Record extracts>
════════════════

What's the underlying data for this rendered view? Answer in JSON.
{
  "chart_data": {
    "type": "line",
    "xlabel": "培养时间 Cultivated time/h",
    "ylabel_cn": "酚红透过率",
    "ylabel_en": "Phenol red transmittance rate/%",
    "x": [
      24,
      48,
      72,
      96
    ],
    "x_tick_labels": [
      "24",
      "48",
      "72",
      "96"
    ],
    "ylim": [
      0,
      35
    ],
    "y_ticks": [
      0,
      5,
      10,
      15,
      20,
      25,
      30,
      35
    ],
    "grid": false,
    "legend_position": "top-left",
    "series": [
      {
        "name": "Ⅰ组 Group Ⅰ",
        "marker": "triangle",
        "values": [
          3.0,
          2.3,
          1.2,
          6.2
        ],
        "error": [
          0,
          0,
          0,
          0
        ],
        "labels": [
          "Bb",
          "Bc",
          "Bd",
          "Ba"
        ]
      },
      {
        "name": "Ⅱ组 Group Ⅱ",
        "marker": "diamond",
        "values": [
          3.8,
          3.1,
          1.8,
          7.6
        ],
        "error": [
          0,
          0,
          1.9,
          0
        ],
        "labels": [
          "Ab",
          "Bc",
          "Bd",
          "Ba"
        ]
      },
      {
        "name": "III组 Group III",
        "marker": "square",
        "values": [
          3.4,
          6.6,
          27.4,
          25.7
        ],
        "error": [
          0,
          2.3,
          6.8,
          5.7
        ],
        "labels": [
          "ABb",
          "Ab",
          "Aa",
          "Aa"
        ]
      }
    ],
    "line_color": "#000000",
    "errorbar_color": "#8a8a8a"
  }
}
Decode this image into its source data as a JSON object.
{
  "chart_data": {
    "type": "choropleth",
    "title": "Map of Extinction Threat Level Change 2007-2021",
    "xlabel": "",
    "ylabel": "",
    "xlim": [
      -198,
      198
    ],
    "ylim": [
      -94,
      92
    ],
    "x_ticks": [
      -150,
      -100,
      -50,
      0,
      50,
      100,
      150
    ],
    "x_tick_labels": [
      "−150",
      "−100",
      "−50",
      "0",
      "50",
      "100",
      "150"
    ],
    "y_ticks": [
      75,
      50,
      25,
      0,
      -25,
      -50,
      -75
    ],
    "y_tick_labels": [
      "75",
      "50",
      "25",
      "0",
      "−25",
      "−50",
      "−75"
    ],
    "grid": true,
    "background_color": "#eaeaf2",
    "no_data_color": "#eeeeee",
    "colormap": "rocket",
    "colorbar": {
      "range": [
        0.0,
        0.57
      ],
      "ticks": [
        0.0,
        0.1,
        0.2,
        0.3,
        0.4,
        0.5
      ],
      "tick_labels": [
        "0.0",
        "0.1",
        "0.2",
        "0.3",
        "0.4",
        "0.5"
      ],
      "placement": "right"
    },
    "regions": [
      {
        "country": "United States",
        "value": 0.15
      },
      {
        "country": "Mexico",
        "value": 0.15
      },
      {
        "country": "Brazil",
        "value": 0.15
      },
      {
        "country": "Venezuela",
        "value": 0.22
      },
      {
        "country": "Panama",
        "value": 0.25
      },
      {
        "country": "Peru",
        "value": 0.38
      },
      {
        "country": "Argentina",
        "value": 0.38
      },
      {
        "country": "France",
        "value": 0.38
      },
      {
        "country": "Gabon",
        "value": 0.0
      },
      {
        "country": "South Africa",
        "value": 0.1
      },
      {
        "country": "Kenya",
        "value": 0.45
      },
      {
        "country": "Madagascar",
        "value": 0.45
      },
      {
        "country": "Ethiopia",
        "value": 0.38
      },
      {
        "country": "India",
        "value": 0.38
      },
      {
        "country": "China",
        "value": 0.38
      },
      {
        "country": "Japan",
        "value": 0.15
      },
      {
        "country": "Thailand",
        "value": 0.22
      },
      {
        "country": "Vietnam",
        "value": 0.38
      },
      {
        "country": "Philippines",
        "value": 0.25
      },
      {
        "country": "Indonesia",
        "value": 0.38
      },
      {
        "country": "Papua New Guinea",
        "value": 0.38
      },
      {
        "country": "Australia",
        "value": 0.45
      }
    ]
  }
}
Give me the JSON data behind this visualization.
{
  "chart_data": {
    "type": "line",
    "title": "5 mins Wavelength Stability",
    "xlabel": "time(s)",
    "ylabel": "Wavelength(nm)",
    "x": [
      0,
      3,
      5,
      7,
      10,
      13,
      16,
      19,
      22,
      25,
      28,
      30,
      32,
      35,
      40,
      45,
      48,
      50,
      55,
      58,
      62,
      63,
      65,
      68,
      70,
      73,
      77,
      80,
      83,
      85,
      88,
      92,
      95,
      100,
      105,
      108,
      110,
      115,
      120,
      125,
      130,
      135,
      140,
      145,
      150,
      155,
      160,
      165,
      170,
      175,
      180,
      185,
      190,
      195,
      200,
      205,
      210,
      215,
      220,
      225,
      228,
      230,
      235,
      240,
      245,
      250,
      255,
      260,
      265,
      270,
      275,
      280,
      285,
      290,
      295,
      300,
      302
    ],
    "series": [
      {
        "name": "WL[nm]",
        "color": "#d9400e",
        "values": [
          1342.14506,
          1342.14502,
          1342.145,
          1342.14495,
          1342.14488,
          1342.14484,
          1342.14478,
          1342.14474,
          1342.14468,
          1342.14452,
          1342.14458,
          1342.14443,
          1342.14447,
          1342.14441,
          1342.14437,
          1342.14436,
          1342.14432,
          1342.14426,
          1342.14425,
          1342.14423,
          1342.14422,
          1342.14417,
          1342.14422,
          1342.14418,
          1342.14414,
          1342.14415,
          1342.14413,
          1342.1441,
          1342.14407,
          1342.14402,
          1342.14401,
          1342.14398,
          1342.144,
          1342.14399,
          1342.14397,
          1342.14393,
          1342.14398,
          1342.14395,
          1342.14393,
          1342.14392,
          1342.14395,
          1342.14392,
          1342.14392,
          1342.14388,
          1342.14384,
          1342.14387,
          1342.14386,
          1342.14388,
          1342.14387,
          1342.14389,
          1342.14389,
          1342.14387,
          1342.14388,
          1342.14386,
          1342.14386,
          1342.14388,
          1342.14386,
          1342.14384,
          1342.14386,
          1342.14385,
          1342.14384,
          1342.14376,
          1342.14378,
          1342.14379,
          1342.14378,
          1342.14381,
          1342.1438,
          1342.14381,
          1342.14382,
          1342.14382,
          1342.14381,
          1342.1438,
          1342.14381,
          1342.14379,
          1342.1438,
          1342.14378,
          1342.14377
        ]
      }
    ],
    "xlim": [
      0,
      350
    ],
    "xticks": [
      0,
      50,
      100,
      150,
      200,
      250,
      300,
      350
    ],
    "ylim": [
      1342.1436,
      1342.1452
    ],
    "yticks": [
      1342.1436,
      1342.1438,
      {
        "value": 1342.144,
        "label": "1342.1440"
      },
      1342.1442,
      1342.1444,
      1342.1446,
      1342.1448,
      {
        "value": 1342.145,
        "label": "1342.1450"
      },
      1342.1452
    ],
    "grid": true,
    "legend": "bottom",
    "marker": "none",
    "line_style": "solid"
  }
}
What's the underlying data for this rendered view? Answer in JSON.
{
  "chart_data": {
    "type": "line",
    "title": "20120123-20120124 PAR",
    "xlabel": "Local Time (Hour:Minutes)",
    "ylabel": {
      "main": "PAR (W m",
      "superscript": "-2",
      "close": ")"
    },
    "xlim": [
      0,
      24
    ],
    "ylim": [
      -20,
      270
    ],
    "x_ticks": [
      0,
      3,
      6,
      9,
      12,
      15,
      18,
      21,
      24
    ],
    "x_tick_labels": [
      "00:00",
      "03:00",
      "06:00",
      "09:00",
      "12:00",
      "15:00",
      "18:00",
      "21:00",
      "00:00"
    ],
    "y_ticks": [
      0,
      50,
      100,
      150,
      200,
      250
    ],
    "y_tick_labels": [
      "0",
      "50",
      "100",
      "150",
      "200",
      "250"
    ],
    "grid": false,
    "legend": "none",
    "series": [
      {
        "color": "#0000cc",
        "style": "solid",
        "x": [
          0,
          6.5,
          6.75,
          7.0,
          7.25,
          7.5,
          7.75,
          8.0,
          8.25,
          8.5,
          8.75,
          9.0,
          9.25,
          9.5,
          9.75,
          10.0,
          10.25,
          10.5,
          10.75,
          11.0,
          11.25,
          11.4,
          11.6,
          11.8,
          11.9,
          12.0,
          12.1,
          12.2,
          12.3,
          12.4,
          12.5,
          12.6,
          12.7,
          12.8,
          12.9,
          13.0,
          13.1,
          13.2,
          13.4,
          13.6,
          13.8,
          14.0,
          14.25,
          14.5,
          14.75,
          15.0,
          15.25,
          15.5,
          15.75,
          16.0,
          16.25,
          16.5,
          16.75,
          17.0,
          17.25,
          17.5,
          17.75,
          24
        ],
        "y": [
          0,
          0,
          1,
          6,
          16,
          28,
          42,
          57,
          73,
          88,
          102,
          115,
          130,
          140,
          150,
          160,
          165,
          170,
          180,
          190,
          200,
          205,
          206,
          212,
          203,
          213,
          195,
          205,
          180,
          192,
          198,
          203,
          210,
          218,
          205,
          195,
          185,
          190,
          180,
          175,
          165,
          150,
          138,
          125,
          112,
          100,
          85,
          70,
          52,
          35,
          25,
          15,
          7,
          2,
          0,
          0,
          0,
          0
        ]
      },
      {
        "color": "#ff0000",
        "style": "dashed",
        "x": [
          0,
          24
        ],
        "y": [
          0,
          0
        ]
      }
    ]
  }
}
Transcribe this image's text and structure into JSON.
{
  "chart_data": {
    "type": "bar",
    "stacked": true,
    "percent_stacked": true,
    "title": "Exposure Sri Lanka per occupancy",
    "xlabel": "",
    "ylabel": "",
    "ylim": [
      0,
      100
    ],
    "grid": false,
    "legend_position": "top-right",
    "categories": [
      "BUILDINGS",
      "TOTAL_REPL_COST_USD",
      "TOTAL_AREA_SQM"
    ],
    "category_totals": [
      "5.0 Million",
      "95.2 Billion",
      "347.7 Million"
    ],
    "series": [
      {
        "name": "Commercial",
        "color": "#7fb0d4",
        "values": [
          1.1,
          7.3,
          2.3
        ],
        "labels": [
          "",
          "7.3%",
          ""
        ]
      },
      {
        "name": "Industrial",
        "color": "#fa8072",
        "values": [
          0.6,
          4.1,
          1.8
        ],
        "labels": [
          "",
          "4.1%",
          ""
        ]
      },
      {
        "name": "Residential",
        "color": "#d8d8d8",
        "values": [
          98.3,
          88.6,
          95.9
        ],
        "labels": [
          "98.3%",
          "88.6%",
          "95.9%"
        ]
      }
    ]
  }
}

════════════════

Exercise> Extract each line from the listing that holds the word "marker".

Complete response>
        "marker": "triangle",
        "marker": "diamond",
        "marker": "square",
    "marker": "none",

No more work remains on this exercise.